►

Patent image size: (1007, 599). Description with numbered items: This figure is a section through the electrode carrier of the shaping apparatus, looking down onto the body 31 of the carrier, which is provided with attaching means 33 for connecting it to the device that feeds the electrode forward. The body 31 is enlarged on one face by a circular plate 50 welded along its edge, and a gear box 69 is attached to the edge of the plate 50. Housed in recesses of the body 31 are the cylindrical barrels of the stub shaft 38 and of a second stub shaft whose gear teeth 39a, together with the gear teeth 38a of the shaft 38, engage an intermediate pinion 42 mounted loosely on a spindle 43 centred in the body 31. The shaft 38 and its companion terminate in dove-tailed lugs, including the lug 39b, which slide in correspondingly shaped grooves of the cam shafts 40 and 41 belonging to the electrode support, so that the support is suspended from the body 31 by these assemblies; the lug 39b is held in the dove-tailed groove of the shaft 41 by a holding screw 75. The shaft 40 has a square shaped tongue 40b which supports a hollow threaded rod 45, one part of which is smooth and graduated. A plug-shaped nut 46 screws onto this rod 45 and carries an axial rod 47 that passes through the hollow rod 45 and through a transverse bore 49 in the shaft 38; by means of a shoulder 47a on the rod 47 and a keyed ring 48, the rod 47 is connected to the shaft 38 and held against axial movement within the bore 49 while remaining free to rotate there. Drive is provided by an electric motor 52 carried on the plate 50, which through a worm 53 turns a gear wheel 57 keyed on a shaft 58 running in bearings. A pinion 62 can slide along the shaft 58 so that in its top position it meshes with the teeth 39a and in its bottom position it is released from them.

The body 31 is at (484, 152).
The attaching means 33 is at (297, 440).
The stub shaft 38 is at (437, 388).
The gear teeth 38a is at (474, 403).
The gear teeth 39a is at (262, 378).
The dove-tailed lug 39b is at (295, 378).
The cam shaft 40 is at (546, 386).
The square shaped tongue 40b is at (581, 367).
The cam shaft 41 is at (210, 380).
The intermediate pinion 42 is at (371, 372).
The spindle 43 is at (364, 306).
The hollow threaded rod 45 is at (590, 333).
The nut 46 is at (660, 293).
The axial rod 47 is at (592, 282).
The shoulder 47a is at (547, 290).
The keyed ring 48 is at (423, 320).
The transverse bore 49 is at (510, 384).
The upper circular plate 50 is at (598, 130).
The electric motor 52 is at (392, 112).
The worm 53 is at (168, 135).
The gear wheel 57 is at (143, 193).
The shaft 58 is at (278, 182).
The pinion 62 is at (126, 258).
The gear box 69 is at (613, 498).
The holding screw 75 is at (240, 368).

◄
►

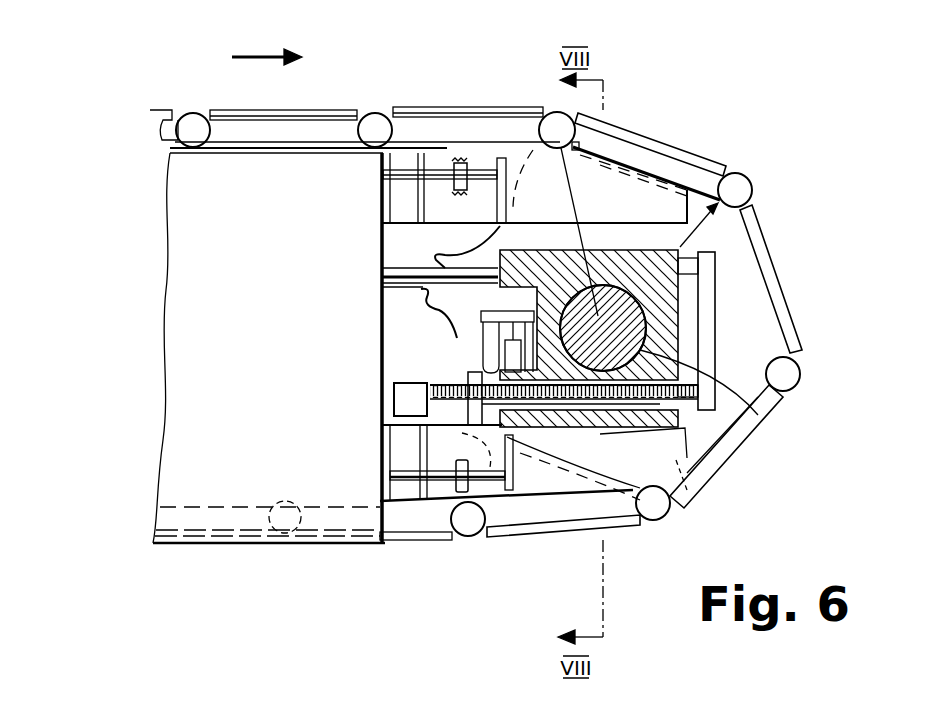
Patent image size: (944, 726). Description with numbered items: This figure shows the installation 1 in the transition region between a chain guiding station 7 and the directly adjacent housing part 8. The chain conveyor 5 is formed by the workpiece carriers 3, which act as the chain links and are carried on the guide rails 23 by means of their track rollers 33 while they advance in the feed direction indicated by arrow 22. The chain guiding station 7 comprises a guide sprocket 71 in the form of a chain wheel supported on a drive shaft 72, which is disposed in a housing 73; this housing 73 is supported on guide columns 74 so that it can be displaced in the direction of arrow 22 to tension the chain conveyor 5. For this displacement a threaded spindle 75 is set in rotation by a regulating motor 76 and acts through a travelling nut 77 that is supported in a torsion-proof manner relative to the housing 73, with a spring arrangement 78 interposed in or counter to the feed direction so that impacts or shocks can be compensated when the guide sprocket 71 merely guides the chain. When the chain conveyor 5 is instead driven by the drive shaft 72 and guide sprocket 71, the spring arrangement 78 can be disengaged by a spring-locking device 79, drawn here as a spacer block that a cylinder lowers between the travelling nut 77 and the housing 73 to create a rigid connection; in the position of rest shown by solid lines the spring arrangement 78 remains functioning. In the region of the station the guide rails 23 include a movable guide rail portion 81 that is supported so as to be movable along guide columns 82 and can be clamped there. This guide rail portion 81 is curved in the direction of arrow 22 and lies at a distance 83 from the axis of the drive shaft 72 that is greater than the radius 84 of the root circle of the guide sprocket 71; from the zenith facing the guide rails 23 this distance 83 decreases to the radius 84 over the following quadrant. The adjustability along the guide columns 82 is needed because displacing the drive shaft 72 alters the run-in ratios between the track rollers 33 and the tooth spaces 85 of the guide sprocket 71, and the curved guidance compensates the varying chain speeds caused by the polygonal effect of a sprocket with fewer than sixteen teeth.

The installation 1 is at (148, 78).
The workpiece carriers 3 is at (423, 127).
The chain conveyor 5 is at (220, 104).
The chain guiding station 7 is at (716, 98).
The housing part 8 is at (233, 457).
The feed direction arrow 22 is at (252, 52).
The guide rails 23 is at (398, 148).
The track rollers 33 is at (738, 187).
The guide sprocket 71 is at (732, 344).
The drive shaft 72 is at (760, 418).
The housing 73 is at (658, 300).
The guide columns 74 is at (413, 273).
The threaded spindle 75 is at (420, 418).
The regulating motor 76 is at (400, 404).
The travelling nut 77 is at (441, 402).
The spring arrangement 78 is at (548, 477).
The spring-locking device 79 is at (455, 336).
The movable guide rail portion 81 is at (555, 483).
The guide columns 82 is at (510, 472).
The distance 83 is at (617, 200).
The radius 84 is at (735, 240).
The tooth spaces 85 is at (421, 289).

◄

Required task
Update the lines starting with the line containing "Patent image size: (944, 726)." and going on through the line containing "The installation 1 is at (148, 78).", changing "housing part" to "casing section" and keeping everything else the same. Give only those lines.

Exercise solution
Patent image size: (944, 726). Description with numbered items: This figure shows the installation 1 in the transition region between a chain guiding station 7 and the directly adjacent casing section 8. The chain conveyor 5 is formed by the workpiece carriers 3, which act as the chain links and are carried on the guide rails 23 by means of their track rollers 33 while they advance in the feed direction indicated by arrow 22. The chain guiding station 7 comprises a guide sprocket 71 in the form of a chain wheel supported on a drive shaft 72, which is disposed in a housing 73; this housing 73 is supported on guide columns 74 so that it can be displaced in the direction of arrow 22 to tension the chain conveyor 5. For this displacement a threaded spindle 75 is set in rotation by a regulating motor 76 and acts through a travelling nut 77 that is supported in a torsion-proof manner relative to the housing 73, with a spring arrangement 78 interposed in or counter to the feed direction so that impacts or shocks can be compensated when the guide sprocket 71 merely guides the chain. When the chain conveyor 5 is instead driven by the drive shaft 72 and guide sprocket 71, the spring arrangement 78 can be disengaged by a spring-locking device 79, drawn here as a spacer block that a cylinder lowers between the travelling nut 77 and the housing 73 to create a rigid connection; in the position of rest shown by solid lines the spring arrangement 78 remains functioning. In the region of the station the guide rails 23 include a movable guide rail portion 81 that is supported so as to be movable along guide columns 82 and can be clamped there. This guide rail portion 81 is curved in the direction of arrow 22 and lies at a distance 83 from the axis of the drive shaft 72 that is greater than the radius 84 of the root circle of the guide sprocket 71; from the zenith facing the guide rails 23 this distance 83 decreases to the radius 84 over the following quadrant. The adjustability along the guide columns 82 is needed because displacing the drive shaft 72 alters the run-in ratios between the track rollers 33 and the tooth spaces 85 of the guide sprocket 71, and the curved guidance compensates the varying chain speeds caused by the polygonal effect of a sprocket with fewer than sixteen teeth.

The installation 1 is at (148, 78).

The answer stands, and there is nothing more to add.